**What the exercise asks**. Determine the count of lines holding the string "name". Return only the number.
*** Items
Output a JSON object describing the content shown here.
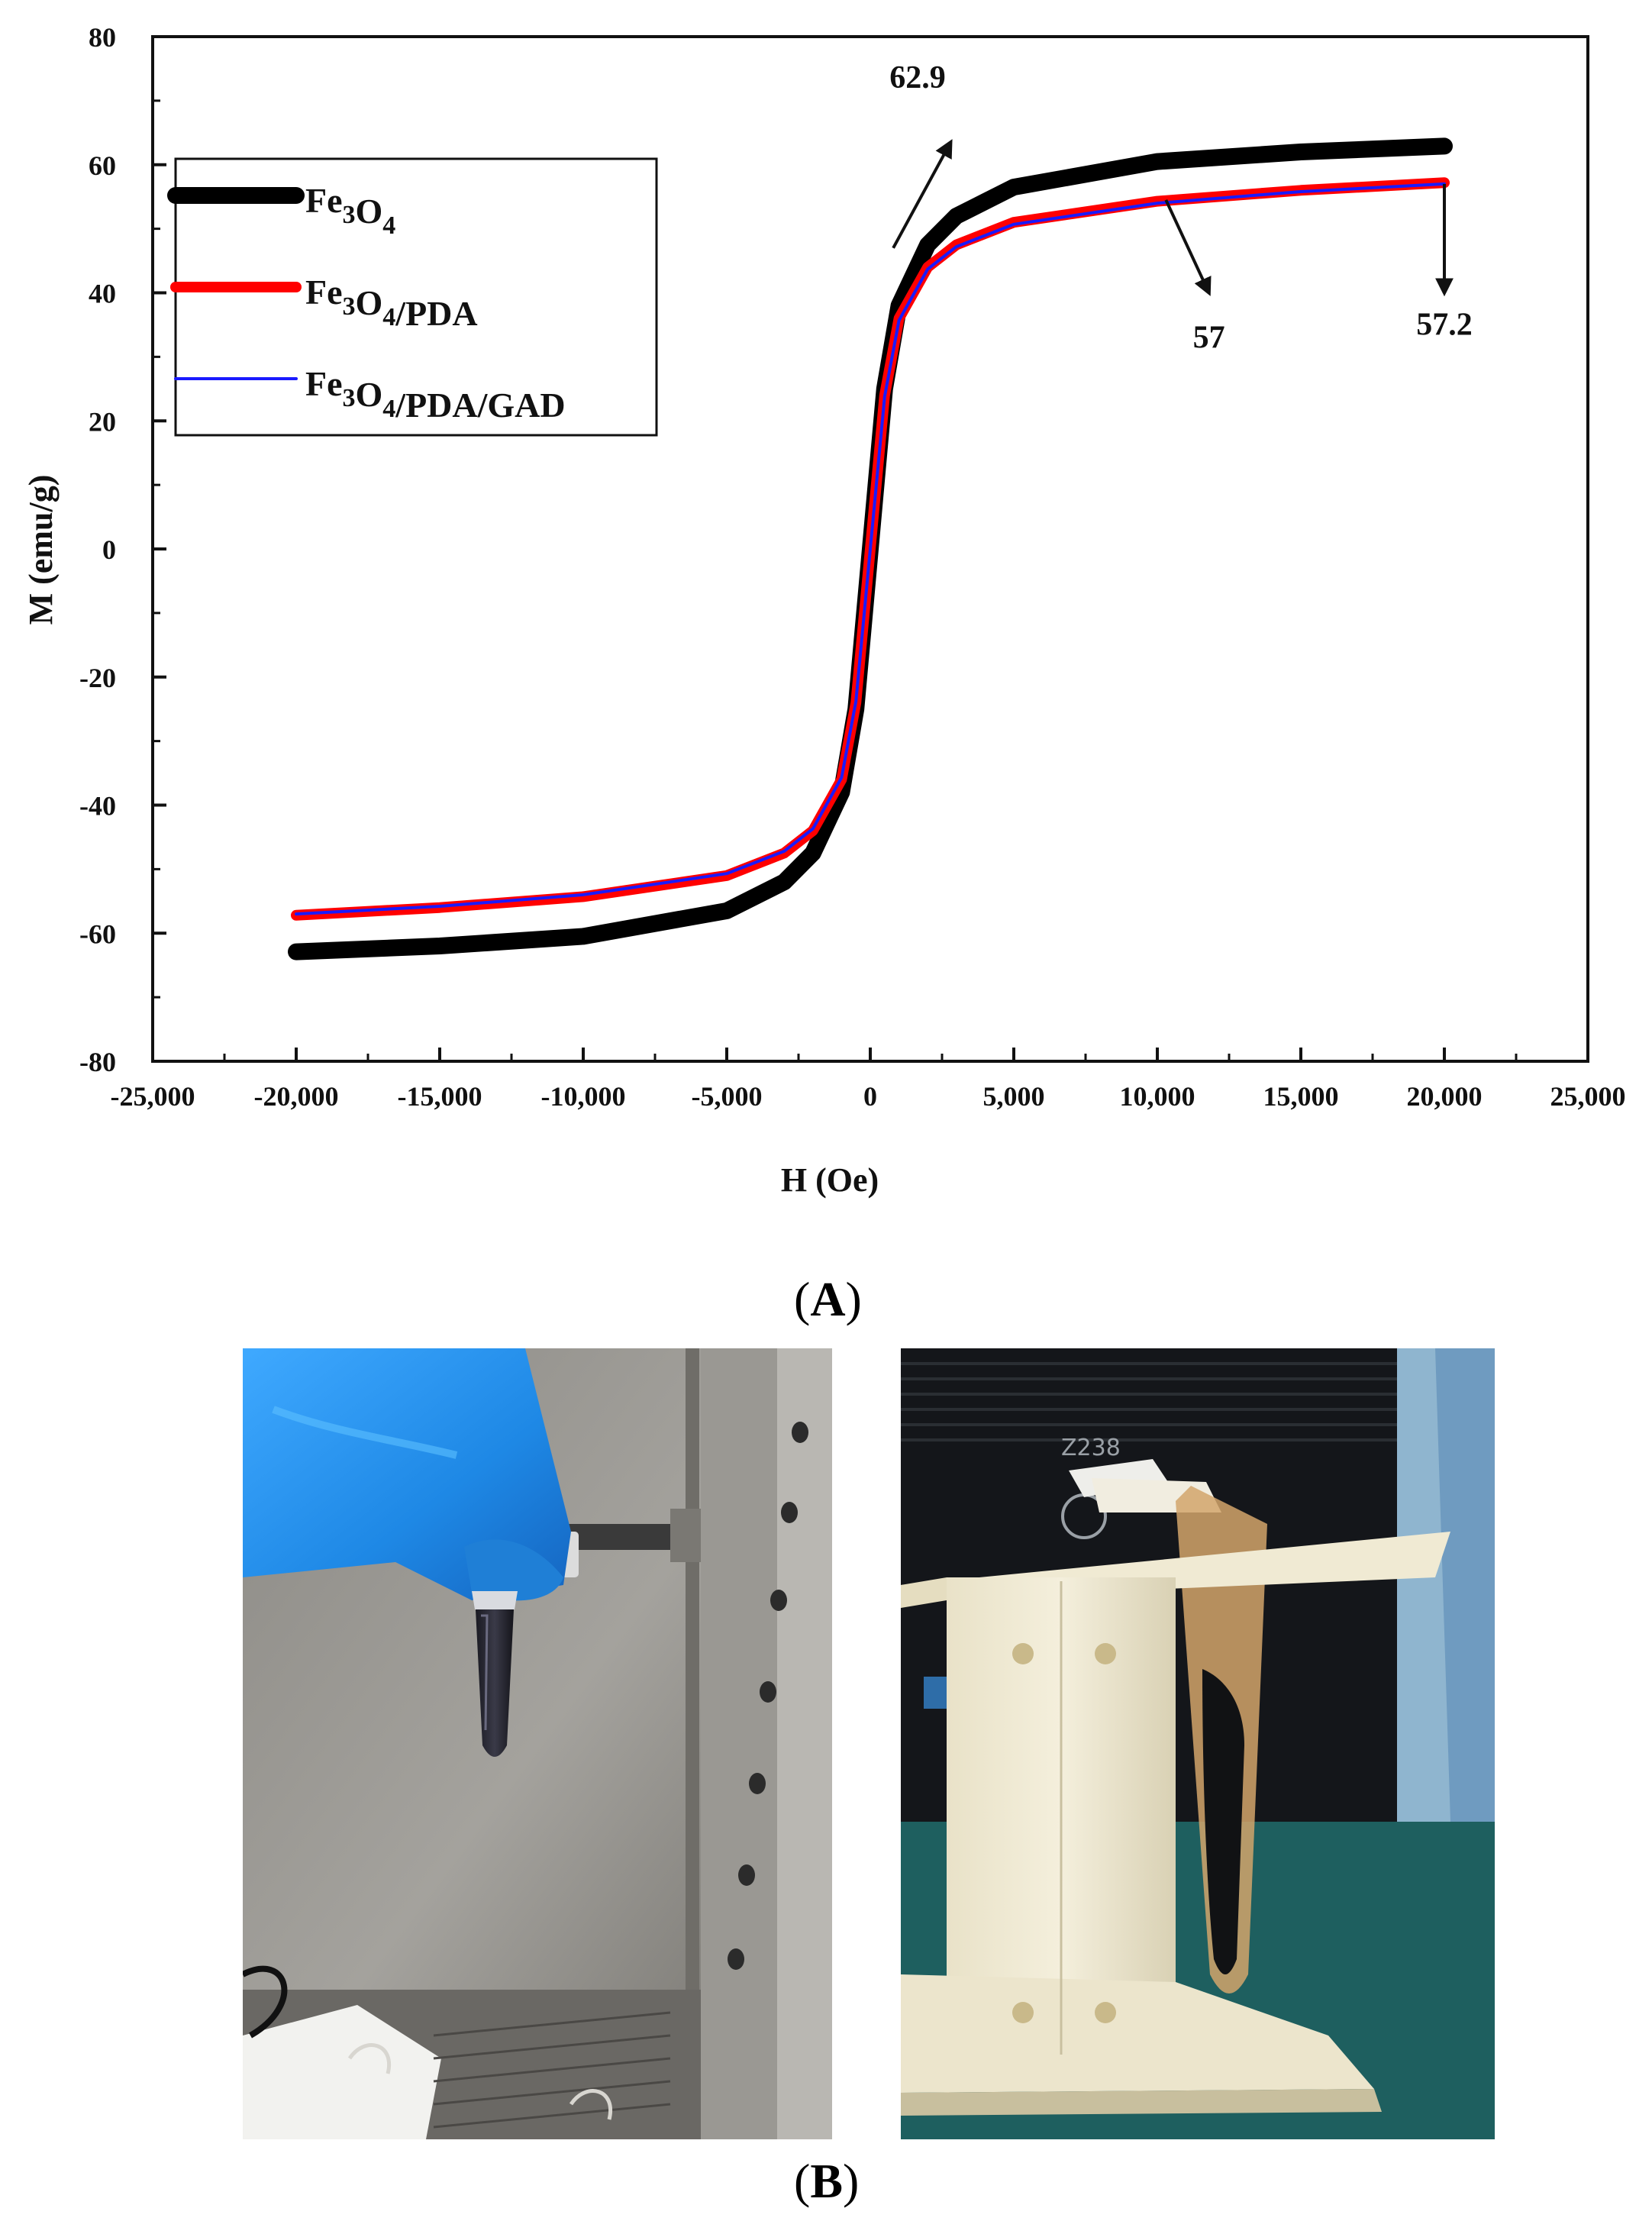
{
  "chart_data": {
    "type": "line",
    "xlabel": "H (Oe)",
    "ylabel": "M (emu/g)",
    "xlim": [
      -25000,
      25000
    ],
    "ylim": [
      -80,
      80
    ],
    "x_ticks": [
      -25000,
      -20000,
      -15000,
      -10000,
      -5000,
      0,
      5000,
      10000,
      15000,
      20000,
      25000
    ],
    "x_tick_labels": [
      "-25,000",
      "-20,000",
      "-15,000",
      "-10,000",
      "-5,000",
      "0",
      "5,000",
      "10,000",
      "15,000",
      "20,000",
      "25,000"
    ],
    "y_ticks": [
      -80,
      -60,
      -40,
      -20,
      0,
      20,
      40,
      60,
      80
    ],
    "y_tick_labels": [
      "-80",
      "-60",
      "-40",
      "-20",
      "0",
      "20",
      "40",
      "60",
      "80"
    ],
    "grid": false,
    "legend_position": "top-left",
    "series": [
      {
        "name": "Fe3O4",
        "legend": {
          "base1": "Fe",
          "sub1": "3",
          "base2": "O",
          "sub2": "4",
          "suffix": ""
        },
        "color": "#000000",
        "x": [
          -20000,
          -15000,
          -10000,
          -5000,
          -3000,
          -2000,
          -1000,
          -500,
          0,
          500,
          1000,
          2000,
          3000,
          5000,
          10000,
          15000,
          20000
        ],
        "y": [
          -62.9,
          -62.0,
          -60.5,
          -56.5,
          -52.0,
          -47.5,
          -38.0,
          -25.0,
          0,
          25.0,
          38.0,
          47.5,
          52.0,
          56.5,
          60.5,
          62.0,
          62.9
        ]
      },
      {
        "name": "Fe3O4/PDA",
        "legend": {
          "base1": "Fe",
          "sub1": "3",
          "base2": "O",
          "sub2": "4",
          "suffix": "/PDA"
        },
        "color": "#ff0000",
        "x": [
          -20000,
          -15000,
          -10000,
          -5000,
          -3000,
          -2000,
          -1000,
          -500,
          0,
          500,
          1000,
          2000,
          3000,
          5000,
          10000,
          15000,
          20000
        ],
        "y": [
          -57.2,
          -56.0,
          -54.3,
          -51.0,
          -47.5,
          -44.0,
          -36.0,
          -24.0,
          0,
          24.0,
          36.0,
          44.0,
          47.5,
          51.0,
          54.3,
          56.0,
          57.2
        ]
      },
      {
        "name": "Fe3O4/PDA/GAD",
        "legend": {
          "base1": "Fe",
          "sub1": "3",
          "base2": "O",
          "sub2": "4",
          "suffix": "/PDA/GAD"
        },
        "color": "#1a1aff",
        "x": [
          -20000,
          -15000,
          -10000,
          -5000,
          -3000,
          -2000,
          -1000,
          -500,
          0,
          500,
          1000,
          2000,
          3000,
          5000,
          10000,
          15000,
          20000
        ],
        "y": [
          -57.0,
          -55.8,
          -54.0,
          -50.7,
          -47.2,
          -43.7,
          -35.7,
          -23.8,
          0,
          23.8,
          35.7,
          43.7,
          47.2,
          50.7,
          54.0,
          55.8,
          57.0
        ]
      }
    ],
    "annotations": [
      {
        "text": "62.9",
        "label_x": 2800,
        "label_y": 72,
        "tail_x": 800,
        "tail_y": 47,
        "head_x": 2800,
        "head_y": 63.5
      },
      {
        "text": "57",
        "label_x": 11800,
        "label_y": 35,
        "tail_x": 10300,
        "tail_y": 54.5,
        "head_x": 11800,
        "head_y": 40
      },
      {
        "text": "57.2",
        "label_x": 20000,
        "label_y": 37,
        "tail_x": 20000,
        "tail_y": 57,
        "head_x": 20000,
        "head_y": 40
      }
    ]
  },
  "panel_labels": {
    "a": {
      "open": "(",
      "letter": "A",
      "close": ")"
    },
    "b": {
      "open": "(",
      "letter": "B",
      "close": ")"
    }
  },
  "photos": {
    "left": {
      "name": "gloved-hand-holding-tube"
    },
    "right": {
      "name": "tube-on-magnetic-stand",
      "monitor_text": "Z238"
    }
  }
}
******
**Solution to this exercise**. 5